> [Task details]: Every record must be written out once more, with nothing added or omitted.
── Data listing
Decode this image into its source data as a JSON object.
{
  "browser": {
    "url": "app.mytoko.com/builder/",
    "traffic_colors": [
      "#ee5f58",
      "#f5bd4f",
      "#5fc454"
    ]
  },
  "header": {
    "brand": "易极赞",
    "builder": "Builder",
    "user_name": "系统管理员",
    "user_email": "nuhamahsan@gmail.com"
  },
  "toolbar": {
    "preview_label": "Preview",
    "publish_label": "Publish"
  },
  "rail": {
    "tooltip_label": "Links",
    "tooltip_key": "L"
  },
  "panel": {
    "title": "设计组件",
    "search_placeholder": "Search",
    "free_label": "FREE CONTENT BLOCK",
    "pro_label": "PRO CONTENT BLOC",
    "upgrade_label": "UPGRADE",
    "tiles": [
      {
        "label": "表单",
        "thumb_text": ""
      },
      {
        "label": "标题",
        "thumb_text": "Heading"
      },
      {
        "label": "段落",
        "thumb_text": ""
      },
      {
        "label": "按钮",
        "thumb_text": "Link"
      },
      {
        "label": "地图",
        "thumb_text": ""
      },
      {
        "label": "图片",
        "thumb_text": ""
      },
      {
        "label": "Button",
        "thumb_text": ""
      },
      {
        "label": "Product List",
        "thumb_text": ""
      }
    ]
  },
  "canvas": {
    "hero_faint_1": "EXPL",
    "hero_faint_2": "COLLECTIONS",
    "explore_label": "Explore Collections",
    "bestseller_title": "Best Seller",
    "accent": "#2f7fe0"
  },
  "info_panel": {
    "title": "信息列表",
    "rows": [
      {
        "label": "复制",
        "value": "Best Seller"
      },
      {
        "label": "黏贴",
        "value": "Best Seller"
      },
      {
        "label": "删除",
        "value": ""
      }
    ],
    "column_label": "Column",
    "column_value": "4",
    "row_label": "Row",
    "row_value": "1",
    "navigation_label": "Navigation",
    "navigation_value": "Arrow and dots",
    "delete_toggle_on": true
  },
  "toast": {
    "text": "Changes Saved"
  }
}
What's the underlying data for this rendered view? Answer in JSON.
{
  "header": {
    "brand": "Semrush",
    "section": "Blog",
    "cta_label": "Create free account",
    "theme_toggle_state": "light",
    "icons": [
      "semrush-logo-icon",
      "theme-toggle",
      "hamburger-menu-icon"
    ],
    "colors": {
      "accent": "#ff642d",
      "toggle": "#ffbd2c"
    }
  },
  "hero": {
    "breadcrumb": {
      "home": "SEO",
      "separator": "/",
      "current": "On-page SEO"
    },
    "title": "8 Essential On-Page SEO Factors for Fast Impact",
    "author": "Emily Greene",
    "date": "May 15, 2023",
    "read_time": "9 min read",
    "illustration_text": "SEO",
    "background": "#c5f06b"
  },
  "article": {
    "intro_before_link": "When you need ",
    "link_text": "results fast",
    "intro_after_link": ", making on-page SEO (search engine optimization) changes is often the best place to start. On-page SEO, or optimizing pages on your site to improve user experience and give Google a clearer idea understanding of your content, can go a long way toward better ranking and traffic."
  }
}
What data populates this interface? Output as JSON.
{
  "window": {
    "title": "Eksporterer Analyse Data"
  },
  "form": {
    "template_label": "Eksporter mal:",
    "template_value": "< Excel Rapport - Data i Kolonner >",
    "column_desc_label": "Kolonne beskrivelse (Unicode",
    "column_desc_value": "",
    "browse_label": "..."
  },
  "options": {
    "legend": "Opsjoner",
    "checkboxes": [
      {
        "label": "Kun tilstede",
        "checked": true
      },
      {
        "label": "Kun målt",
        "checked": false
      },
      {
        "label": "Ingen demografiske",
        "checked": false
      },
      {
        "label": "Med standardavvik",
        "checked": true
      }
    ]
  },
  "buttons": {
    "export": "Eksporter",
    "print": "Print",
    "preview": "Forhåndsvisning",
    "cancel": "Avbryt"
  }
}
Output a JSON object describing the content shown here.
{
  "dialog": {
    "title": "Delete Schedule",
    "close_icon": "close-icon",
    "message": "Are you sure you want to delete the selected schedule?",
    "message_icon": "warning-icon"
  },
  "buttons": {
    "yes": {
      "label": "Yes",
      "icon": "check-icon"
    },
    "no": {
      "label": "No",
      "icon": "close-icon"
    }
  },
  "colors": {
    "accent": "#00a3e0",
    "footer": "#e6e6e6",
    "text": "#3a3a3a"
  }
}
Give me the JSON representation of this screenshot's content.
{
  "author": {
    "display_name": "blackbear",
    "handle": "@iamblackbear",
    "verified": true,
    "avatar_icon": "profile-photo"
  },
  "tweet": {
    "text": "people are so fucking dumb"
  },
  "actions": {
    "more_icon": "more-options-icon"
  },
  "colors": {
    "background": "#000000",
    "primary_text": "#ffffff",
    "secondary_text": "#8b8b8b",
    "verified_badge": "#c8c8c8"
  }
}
────
> [Solution]:
Decode this image into its source data as a JSON object.
{
  "browser": {
    "url": "app.mytoko.com/builder/",
    "traffic_colors": [
      "#ee5f58",
      "#f5bd4f",
      "#5fc454"
    ]
  },
  "header": {
    "brand": "易极赞",
    "builder": "Builder",
    "user_name": "系统管理员",
    "user_email": "nuhamahsan@gmail.com"
  },
  "toolbar": {
    "preview_label": "Preview",
    "publish_label": "Publish"
  },
  "rail": {
    "tooltip_label": "Links",
    "tooltip_key": "L"
  },
  "panel": {
    "title": "设计组件",
    "search_placeholder": "Search",
    "free_label": "FREE CONTENT BLOCK",
    "pro_label": "PRO CONTENT BLOC",
    "upgrade_label": "UPGRADE",
    "tiles": [
      {
        "label": "表单",
        "thumb_text": ""
      },
      {
        "label": "标题",
        "thumb_text": "Heading"
      },
      {
        "label": "段落",
        "thumb_text": ""
      },
      {
        "label": "按钮",
        "thumb_text": "Link"
      },
      {
        "label": "地图",
        "thumb_text": ""
      },
      {
        "label": "图片",
        "thumb_text": ""
      },
      {
        "label": "Button",
        "thumb_text": ""
      },
      {
        "label": "Product List",
        "thumb_text": ""
      }
    ]
  },
  "canvas": {
    "hero_faint_1": "EXPL",
    "hero_faint_2": "COLLECTIONS",
    "explore_label": "Explore Collections",
    "bestseller_title": "Best Seller",
    "accent": "#2f7fe0"
  },
  "info_panel": {
    "title": "信息列表",
    "rows": [
      {
        "label": "复制",
        "value": "Best Seller"
      },
      {
        "label": "黏贴",
        "value": "Best Seller"
      },
      {
        "label": "删除",
        "value": ""
      }
    ],
    "column_label": "Column",
    "column_value": "4",
    "row_label": "Row",
    "row_value": "1",
    "navigation_label": "Navigation",
    "navigation_value": "Arrow and dots",
    "delete_toggle_on": true
  },
  "toast": {
    "text": "Changes Saved"
  }
}
What's the underlying data for this rendered view? Answer in JSON.
{
  "header": {
    "brand": "Semrush",
    "section": "Blog",
    "cta_label": "Create free account",
    "theme_toggle_state": "light",
    "icons": [
      "semrush-logo-icon",
      "theme-toggle",
      "hamburger-menu-icon"
    ],
    "colors": {
      "accent": "#ff642d",
      "toggle": "#ffbd2c"
    }
  },
  "hero": {
    "breadcrumb": {
      "home": "SEO",
      "separator": "/",
      "current": "On-page SEO"
    },
    "title": "8 Essential On-Page SEO Factors for Fast Impact",
    "author": "Emily Greene",
    "date": "May 15, 2023",
    "read_time": "9 min read",
    "illustration_text": "SEO",
    "background": "#c5f06b"
  },
  "article": {
    "intro_before_link": "When you need ",
    "link_text": "results fast",
    "intro_after_link": ", making on-page SEO (search engine optimization) changes is often the best place to start. On-page SEO, or optimizing pages on your site to improve user experience and give Google a clearer idea understanding of your content, can go a long way toward better ranking and traffic."
  }
}
What data populates this interface? Output as JSON.
{
  "window": {
    "title": "Eksporterer Analyse Data"
  },
  "form": {
    "template_label": "Eksporter mal:",
    "template_value": "< Excel Rapport - Data i Kolonner >",
    "column_desc_label": "Kolonne beskrivelse (Unicode",
    "column_desc_value": "",
    "browse_label": "..."
  },
  "options": {
    "legend": "Opsjoner",
    "checkboxes": [
      {
        "label": "Kun tilstede",
        "checked": true
      },
      {
        "label": "Kun målt",
        "checked": false
      },
      {
        "label": "Ingen demografiske",
        "checked": false
      },
      {
        "label": "Med standardavvik",
        "checked": true
      }
    ]
  },
  "buttons": {
    "export": "Eksporter",
    "print": "Print",
    "preview": "Forhåndsvisning",
    "cancel": "Avbryt"
  }
}
Output a JSON object describing the content shown here.
{
  "dialog": {
    "title": "Delete Schedule",
    "close_icon": "close-icon",
    "message": "Are you sure you want to delete the selected schedule?",
    "message_icon": "warning-icon"
  },
  "buttons": {
    "yes": {
      "label": "Yes",
      "icon": "check-icon"
    },
    "no": {
      "label": "No",
      "icon": "close-icon"
    }
  },
  "colors": {
    "accent": "#00a3e0",
    "footer": "#e6e6e6",
    "text": "#3a3a3a"
  }
}
Give me the JSON representation of this screenshot's content.
{
  "author": {
    "display_name": "blackbear",
    "handle": "@iamblackbear",
    "verified": true,
    "avatar_icon": "profile-photo"
  },
  "tweet": {
    "text": "people are so fucking dumb"
  },
  "actions": {
    "more_icon": "more-options-icon"
  },
  "colors": {
    "background": "#000000",
    "primary_text": "#ffffff",
    "secondary_text": "#8b8b8b",
    "verified_badge": "#c8c8c8"
  }
}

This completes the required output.